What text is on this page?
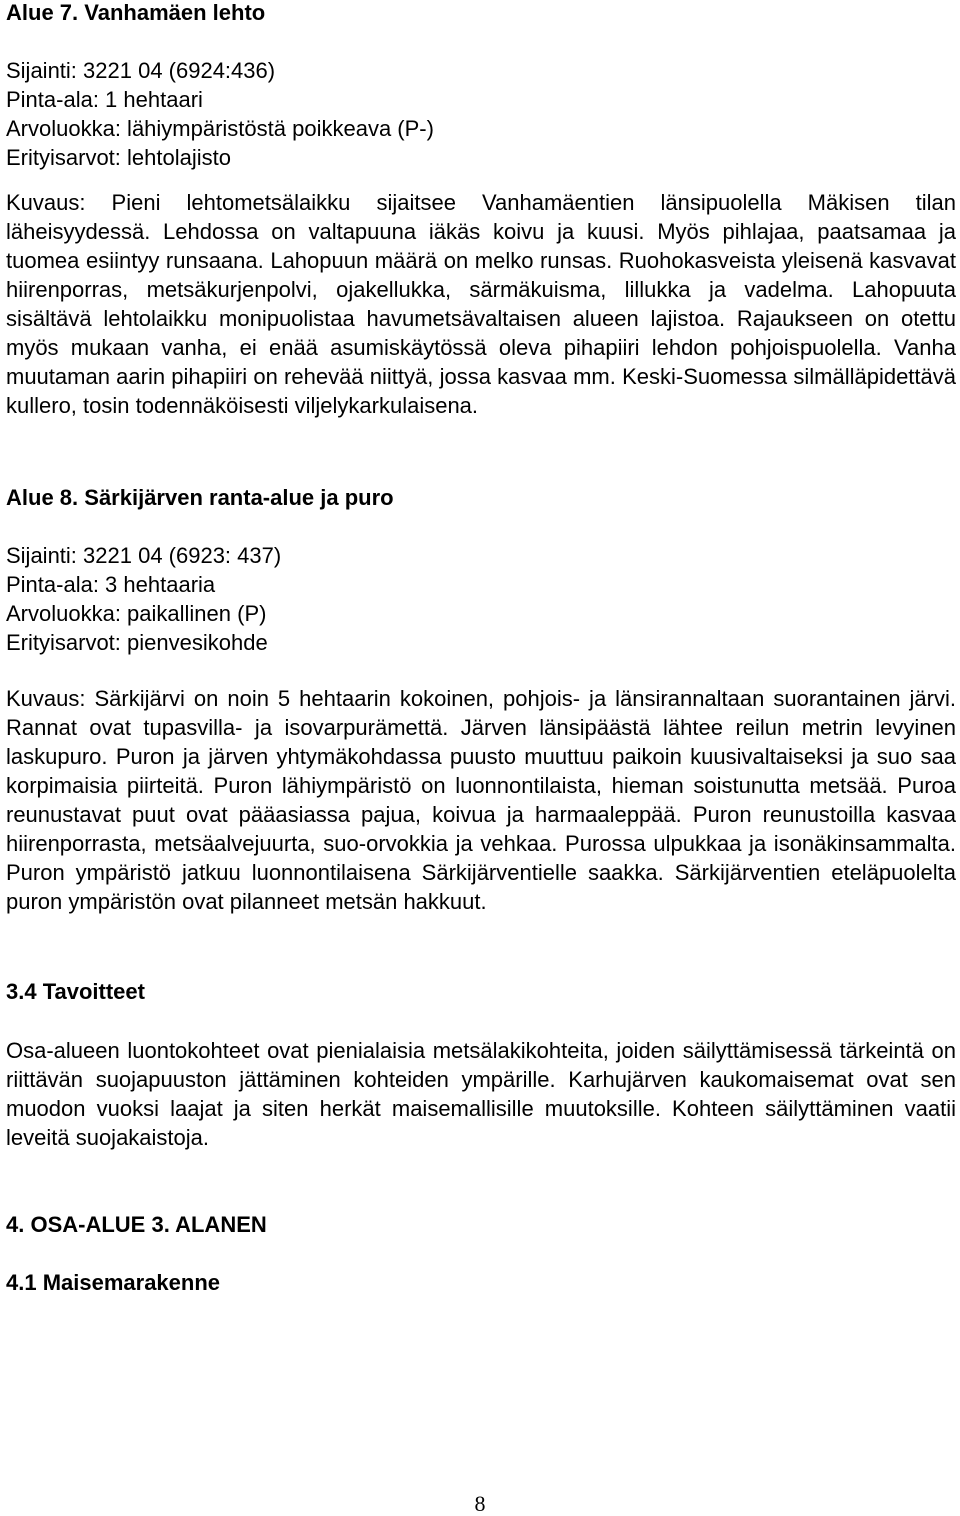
Alue 7. Vanhamäen lehto
Sijainti: 3221 04 (6924:436)
Pinta-ala: 1 hehtaari
Arvoluokka: lähiympäristöstä poikkeava (P-)
Erityisarvot: lehtolajisto

Kuvaus: Pieni lehtometsälaikku sijaitsee Vanhamäentien länsipuolella Mäkisen tilan läheisyydessä. Lehdossa on valtapuuna iäkäs koivu ja kuusi. Myös pihlajaa, paatsamaa ja tuomea esiintyy runsaana. Lahopuun määrä on melko runsas. Ruohokasveista yleisenä kasvavat hiirenporras, metsäkurjenpolvi, ojakellukka, särmäkuisma, lillukka ja vadelma. Lahopuuta sisältävä lehtolaikku monipuolistaa havumetsävaltaisen alueen lajistoa. Rajaukseen on otettu myös mukaan vanha, ei enää asumiskäytössä oleva pihapiiri lehdon pohjoispuolella. Vanha muutaman aarin pihapiiri on rehevää niittyä, jossa kasvaa mm. Keski-Suomessa silmälläpidettävä kullero, tosin todennäköisesti viljelykarkulaisena.

Alue 8. Särkijärven ranta-alue ja puro
Sijainti: 3221 04 (6923: 437)
Pinta-ala: 3 hehtaaria
Arvoluokka: paikallinen (P)
Erityisarvot: pienvesikohde

Kuvaus: Särkijärvi on noin 5 hehtaarin kokoinen, pohjois- ja länsirannaltaan suorantainen järvi. Rannat ovat tupasvilla- ja isovarpurämettä. Järven länsipäästä lähtee reilun metrin levyinen laskupuro. Puron ja järven yhtymäkohdassa puusto muuttuu paikoin kuusivaltaiseksi ja suo saa korpimaisia piirteitä. Puron lähiympäristö on luonnontilaista, hieman soistunutta metsää. Puroa reunustavat puut ovat pääasiassa pajua, koivua ja harmaaleppää. Puron reunustoilla kasvaa hiirenporrasta, metsäalvejuurta, suo-orvokkia ja vehkaa. Purossa ulpukkaa ja isonäkinsammalta. Puron ympäristö jatkuu luonnontilaisena Särkijärventielle saakka. Särkijärventien eteläpuolelta puron ympäristön ovat pilanneet metsän hakkuut.

3.4 Tavoitteet

Osa-alueen luontokohteet ovat pienialaisia metsälakikohteita, joiden säilyttämisessä tärkeintä on riittävän suojapuuston jättäminen kohteiden ympärille. Karhujärven kaukomaisemat ovat sen muodon vuoksi laajat ja siten herkät maisemallisille muutoksille. Kohteen säilyttäminen vaatii leveitä suojakaistoja.

4. OSA-ALUE 3. ALANEN
4.1 Maisemarakenne
8
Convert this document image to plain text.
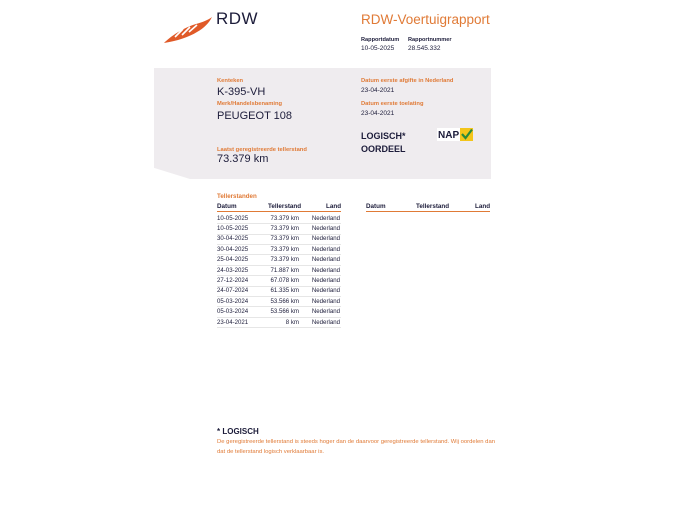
RDW	RDW-Voertuigrapport
Rapportdatum Rapportnummer
10-05-2025 28.545.332
Kenteken
K-395-VH
Merk/Handelsbenaming
PEUGEOT 108
Laatst geregistreerde tellerstand
73.379 km
Datum eerste afgifte in Nederland
23-04-2021
Datum eerste toelating
23-04-2021
LOGISCH*
OORDEEL
NAP
Tellerstanden
Datum	Tellerstand	Land	Datum	Tellerstand	Land
10-05-2025	73.379 km Nederland
10-05-2025	73.379 km Nederland
30-04-2025	73.379 km Nederland
30-04-2025	73.379 km Nederland
25-04-2025	73.379 km Nederland
24-03-2025	71.887 km Nederland
27-12-2024	67.078 km Nederland
24-07-2024	61.335 km Nederland
05-03-2024	53.566 km Nederland
05-03-2024	53.566 km Nederland
23-04-2021	8 km Nederland
* LOGISCH
De geregistreerde tellerstand is steeds hoger dan de daarvoor geregistreerde tellerstand. Wij oordelen dan dat de tellerstand logisch verklaarbaar is.
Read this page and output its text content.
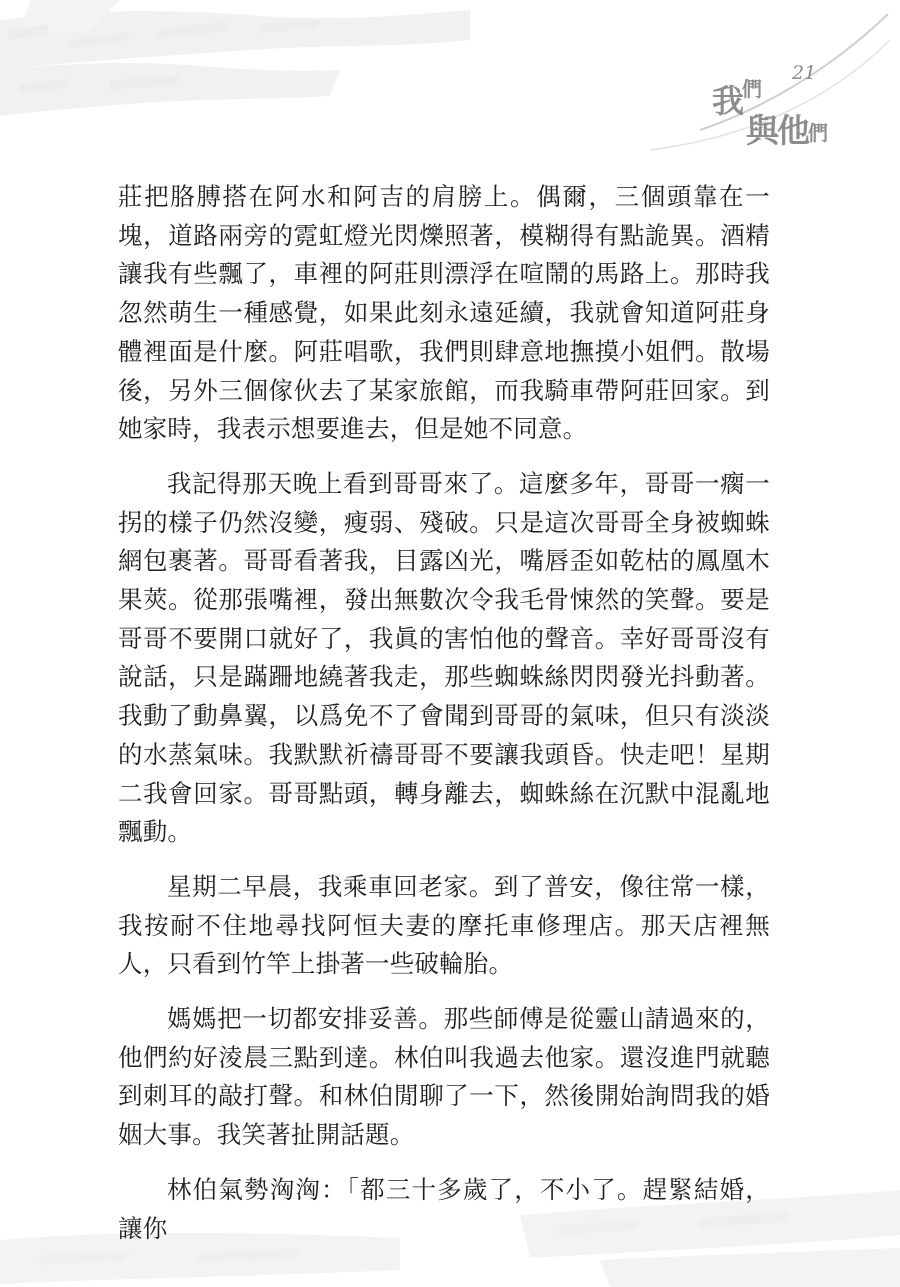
21
我$^們$
與他們

莊把胳膊搭在阿水和阿吉的肩膀上。偶爾，三個頭靠在一塊，道路兩旁的霓虹燈光閃爍照著，模糊得有點詭異。酒精讓我有些飄了，車裡的阿莊則漂浮在喧鬧的馬路上。那時我忽然萌生一種感覺，如果此刻永遠延續，我就會知道阿莊身體裡面是什麼。阿莊唱歌，我們則肆意地撫摸小姐們。散場後，另外三個傢伙去了某家旅館，而我騎車帶阿莊回家。到她家時，我表示想要進去，但是她不同意。

我記得那天晚上看到哥哥來了。這麼多年，哥哥一瘸一拐的樣子仍然沒變，瘦弱、殘破。只是這次哥哥全身被蜘蛛網包裹著。哥哥看著我，目露凶光，嘴唇歪如乾枯的鳳凰木果莢。從那張嘴裡，發出無數次令我毛骨悚然的笑聲。要是哥哥不要開口就好了，我眞的害怕他的聲音。幸好哥哥沒有說話，只是蹣跚地繞著我走，那些蜘蛛絲閃閃發光抖動著。我動了動鼻翼，以爲免不了會聞到哥哥的氣味，但只有淡淡的水蒸氣味。我默默祈禱哥哥不要讓我頭昏。快走吧！星期二我會回家。哥哥點頭，轉身離去，蜘蛛絲在沉默中混亂地飄動。

星期二早晨，我乘車回老家。到了普安，像往常一樣，我按耐不住地尋找阿恒夫妻的摩托車修理店。那天店裡無人，只看到竹竿上掛著一些破輪胎。

媽媽把一切都安排妥善。那些師傅是從靈山請過來的，他們約好淩晨三點到達。林伯叫我過去他家。還沒進門就聽到刺耳的敲打聲。和林伯閒聊了一下，然後開始詢問我的婚姻大事。我笑著扯開話題。

林伯氣勢洶洶：「都三十多歲了，不小了。趕緊結婚，讓你
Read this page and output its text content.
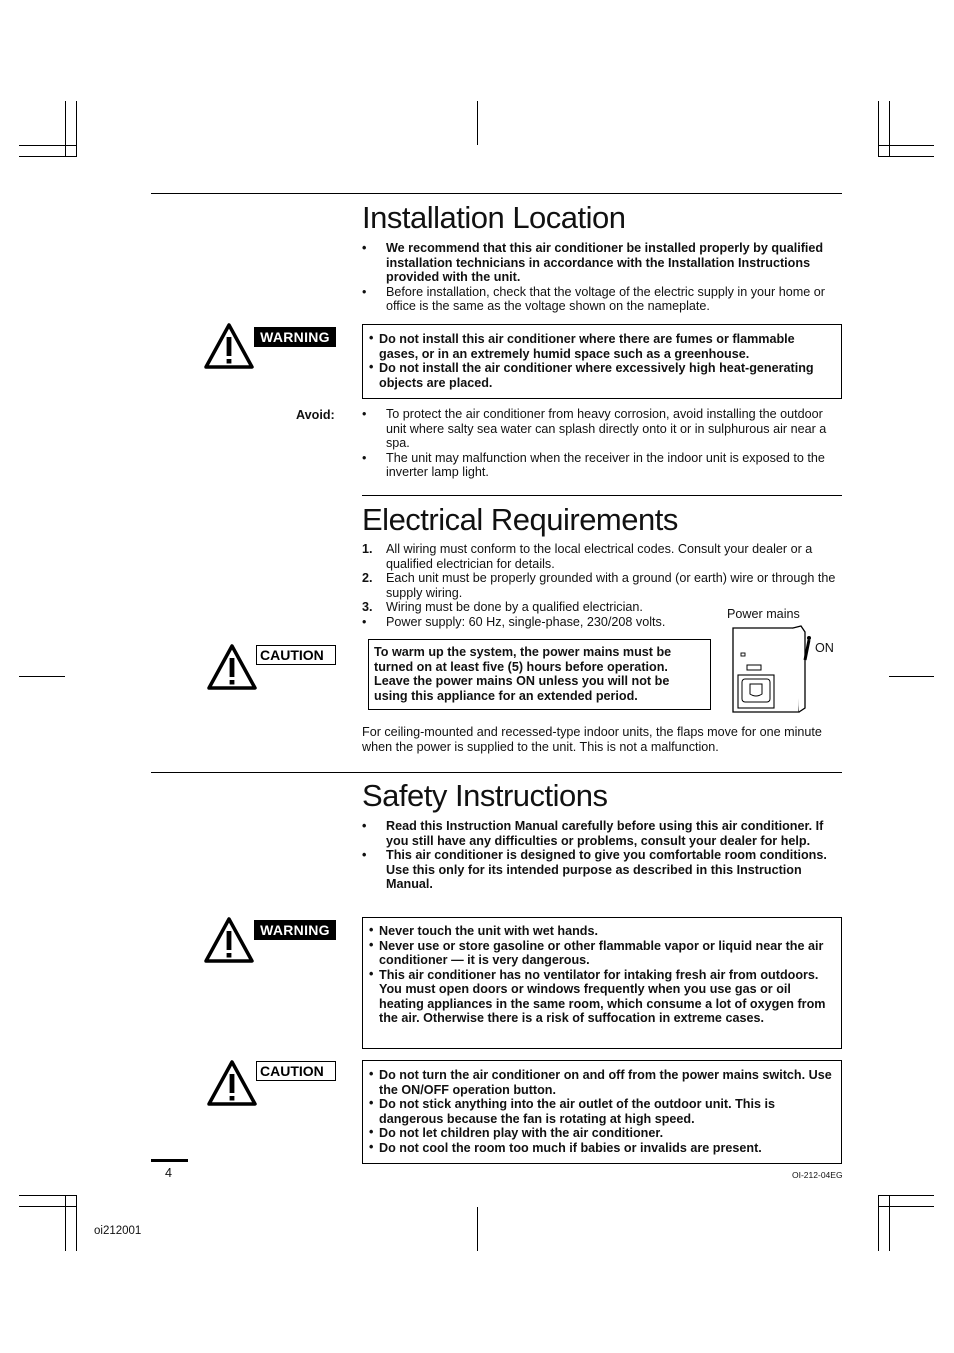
Installation Location
•	We recommend that this air conditioner be installed properly by qualified installation technicians in accordance with the Installation Instructions provided with the unit.
•	Before installation, check that the voltage of the electric supply in your home or office is the same as the voltage shown on the nameplate.
WARNING	• Do not install this air conditioner where there are fumes or flammable gases, or in an extremely humid space such as a greenhouse.
• Do not install the air conditioner where excessively high heat-generating objects are placed.
Avoid: •	To protect the air conditioner from heavy corrosion, avoid installing the outdoor unit where salty sea water can splash directly onto it or in sulphurous air near a spa.
•	The unit may malfunction when the receiver in the indoor unit is exposed to the inverter lamp light.
Electrical Requirements
1.	All wiring must conform to the local electrical codes. Consult your dealer or a qualified electrician for details.
2.	Each unit must be properly grounded with a ground (or earth) wire or through the supply wiring.
3.	Wiring must be done by a qualified electrician.
•	Power supply: 60 Hz, single-phase, 230/208 volts.
CAUTION	To warm up the system, the power mains must be turned on at least five (5) hours before operation. Leave the power mains ON unless you will not be using this appliance for an extended period.
Power mains
ON
For ceiling-mounted and recessed-type indoor units, the flaps move for one minute when the power is supplied to the unit. This is not a malfunction.
Safety Instructions
•	Read this Instruction Manual carefully before using this air conditioner. If you still have any difficulties or problems, consult your dealer for help.
•	This air conditioner is designed to give you comfortable room conditions. Use this only for its intended purpose as described in this Instruction Manual.
WARNING	• Never touch the unit with wet hands.
• Never use or store gasoline or other flammable vapor or liquid near the air conditioner — it is very dangerous.
• This air conditioner has no ventilator for intaking fresh air from outdoors. You must open doors or windows frequently when you use gas or oil heating appliances in the same room, which consume a lot of oxygen from the air. Otherwise there is a risk of suffocation in extreme cases.
CAUTION	• Do not turn the air conditioner on and off from the power mains switch. Use the ON/OFF operation button.
• Do not stick anything into the air outlet of the outdoor unit. This is dangerous because the fan is rotating at high speed.
• Do not let children play with the air conditioner.
• Do not cool the room too much if babies or invalids are present.
4	OI-212-04EG
oi212001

» **Problem to solve**: Quote the listing above in full, except for the pictures.

» **Finished exercise**:
What text is on this page?
Alue 7. Vanhamäen lehto
Sijainti: 3221 04 (6924:436)
Pinta-ala: 1 hehtaari
Arvoluokka: lähiympäristöstä poikkeava (P-)
Erityisarvot: lehtolajisto

Kuvaus: Pieni lehtometsälaikku sijaitsee Vanhamäentien länsipuolella Mäkisen tilan läheisyydessä. Lehdossa on valtapuuna iäkäs koivu ja kuusi. Myös pihlajaa, paatsamaa ja tuomea esiintyy runsaana. Lahopuun määrä on melko runsas. Ruohokasveista yleisenä kasvavat hiirenporras, metsäkurjenpolvi, ojakellukka, särmäkuisma, lillukka ja vadelma. Lahopuuta sisältävä lehtolaikku monipuolistaa havumetsävaltaisen alueen lajistoa. Rajaukseen on otettu myös mukaan vanha, ei enää asumiskäytössä oleva pihapiiri lehdon pohjoispuolella. Vanha muutaman aarin pihapiiri on rehevää niittyä, jossa kasvaa mm. Keski-Suomessa silmälläpidettävä kullero, tosin todennäköisesti viljelykarkulaisena.

Alue 8. Särkijärven ranta-alue ja puro
Sijainti: 3221 04 (6923: 437)
Pinta-ala: 3 hehtaaria
Arvoluokka: paikallinen (P)
Erityisarvot: pienvesikohde

Kuvaus: Särkijärvi on noin 5 hehtaarin kokoinen, pohjois- ja länsirannaltaan suorantainen järvi. Rannat ovat tupasvilla- ja isovarpurämettä. Järven länsipäästä lähtee reilun metrin levyinen laskupuro. Puron ja järven yhtymäkohdassa puusto muuttuu paikoin kuusivaltaiseksi ja suo saa korpimaisia piirteitä. Puron lähiympäristö on luonnontilaista, hieman soistunutta metsää. Puroa reunustavat puut ovat pääasiassa pajua, koivua ja harmaaleppää. Puron reunustoilla kasvaa hiirenporrasta, metsäalvejuurta, suo-orvokkia ja vehkaa. Purossa ulpukkaa ja isonäkinsammalta. Puron ympäristö jatkuu luonnontilaisena Särkijärventielle saakka. Särkijärventien eteläpuolelta puron ympäristön ovat pilanneet metsän hakkuut.

3.4 Tavoitteet

Osa-alueen luontokohteet ovat pienialaisia metsälakikohteita, joiden säilyttämisessä tärkeintä on riittävän suojapuuston jättäminen kohteiden ympärille. Karhujärven kaukomaisemat ovat sen muodon vuoksi laajat ja siten herkät maisemallisille muutoksille. Kohteen säilyttäminen vaatii leveitä suojakaistoja.

4. OSA-ALUE 3. ALANEN
4.1 Maisemarakenne
8
Convert this document image to plain text.
RDW	RDW-Voertuigrapport
Rapportdatum Rapportnummer
10-05-2025 28.545.332
Kenteken
K-395-VH
Merk/Handelsbenaming
PEUGEOT 108
Laatst geregistreerde tellerstand
73.379 km
Datum eerste afgifte in Nederland
23-04-2021
Datum eerste toelating
23-04-2021
LOGISCH*
OORDEEL
NAP
Tellerstanden
Datum	Tellerstand	Land	Datum	Tellerstand	Land
10-05-2025	73.379 km Nederland
10-05-2025	73.379 km Nederland
30-04-2025	73.379 km Nederland
30-04-2025	73.379 km Nederland
25-04-2025	73.379 km Nederland
24-03-2025	71.887 km Nederland
27-12-2024	67.078 km Nederland
24-07-2024	61.335 km Nederland
05-03-2024	53.566 km Nederland
05-03-2024	53.566 km Nederland
23-04-2021	8 km Nederland
* LOGISCH
De geregistreerde tellerstand is steeds hoger dan de daarvoor geregistreerde tellerstand. Wij oordelen dan dat de tellerstand logisch verklaarbaar is.
Read this page and output its text content.
21
我$^們$
與他們

莊把胳膊搭在阿水和阿吉的肩膀上。偶爾，三個頭靠在一塊，道路兩旁的霓虹燈光閃爍照著，模糊得有點詭異。酒精讓我有些飄了，車裡的阿莊則漂浮在喧鬧的馬路上。那時我忽然萌生一種感覺，如果此刻永遠延續，我就會知道阿莊身體裡面是什麼。阿莊唱歌，我們則肆意地撫摸小姐們。散場後，另外三個傢伙去了某家旅館，而我騎車帶阿莊回家。到她家時，我表示想要進去，但是她不同意。

我記得那天晚上看到哥哥來了。這麼多年，哥哥一瘸一拐的樣子仍然沒變，瘦弱、殘破。只是這次哥哥全身被蜘蛛網包裹著。哥哥看著我，目露凶光，嘴唇歪如乾枯的鳳凰木果莢。從那張嘴裡，發出無數次令我毛骨悚然的笑聲。要是哥哥不要開口就好了，我眞的害怕他的聲音。幸好哥哥沒有說話，只是蹣跚地繞著我走，那些蜘蛛絲閃閃發光抖動著。我動了動鼻翼，以爲免不了會聞到哥哥的氣味，但只有淡淡的水蒸氣味。我默默祈禱哥哥不要讓我頭昏。快走吧！星期二我會回家。哥哥點頭，轉身離去，蜘蛛絲在沉默中混亂地飄動。

星期二早晨，我乘車回老家。到了普安，像往常一樣，我按耐不住地尋找阿恒夫妻的摩托車修理店。那天店裡無人，只看到竹竿上掛著一些破輪胎。

媽媽把一切都安排妥善。那些師傅是從靈山請過來的，他們約好淩晨三點到達。林伯叫我過去他家。還沒進門就聽到刺耳的敲打聲。和林伯閒聊了一下，然後開始詢問我的婚姻大事。我笑著扯開話題。

林伯氣勢洶洶：「都三十多歲了，不小了。趕緊結婚，讓你
Read this page and output its text content.
Installation Location
•	We recommend that this air conditioner be installed properly by qualified installation technicians in accordance with the Installation Instructions provided with the unit.
•	Before installation, check that the voltage of the electric supply in your home or office is the same as the voltage shown on the nameplate.
WARNING	• Do not install this air conditioner where there are fumes or flammable gases, or in an extremely humid space such as a greenhouse.
• Do not install the air conditioner where excessively high heat-generating objects are placed.
Avoid: •	To protect the air conditioner from heavy corrosion, avoid installing the outdoor unit where salty sea water can splash directly onto it or in sulphurous air near a spa.
•	The unit may malfunction when the receiver in the indoor unit is exposed to the inverter lamp light.
Electrical Requirements
1.	All wiring must conform to the local electrical codes. Consult your dealer or a qualified electrician for details.
2.	Each unit must be properly grounded with a ground (or earth) wire or through the supply wiring.
3.	Wiring must be done by a qualified electrician.
•	Power supply: 60 Hz, single-phase, 230/208 volts.
CAUTION	To warm up the system, the power mains must be turned on at least five (5) hours before operation. Leave the power mains ON unless you will not be using this appliance for an extended period.
Power mains
ON
For ceiling-mounted and recessed-type indoor units, the flaps move for one minute when the power is supplied to the unit. This is not a malfunction.
Safety Instructions
•	Read this Instruction Manual carefully before using this air conditioner. If you still have any difficulties or problems, consult your dealer for help.
•	This air conditioner is designed to give you comfortable room conditions. Use this only for its intended purpose as described in this Instruction Manual.
WARNING	• Never touch the unit with wet hands.
• Never use or store gasoline or other flammable vapor or liquid near the air conditioner — it is very dangerous.
• This air conditioner has no ventilator for intaking fresh air from outdoors. You must open doors or windows frequently when you use gas or oil heating appliances in the same room, which consume a lot of oxygen from the air. Otherwise there is a risk of suffocation in extreme cases.
CAUTION	• Do not turn the air conditioner on and off from the power mains switch. Use the ON/OFF operation button.
• Do not stick anything into the air outlet of the outdoor unit. This is dangerous because the fan is rotating at high speed.
• Do not let children play with the air conditioner.
• Do not cool the room too much if babies or invalids are present.
4	OI-212-04EG
oi212001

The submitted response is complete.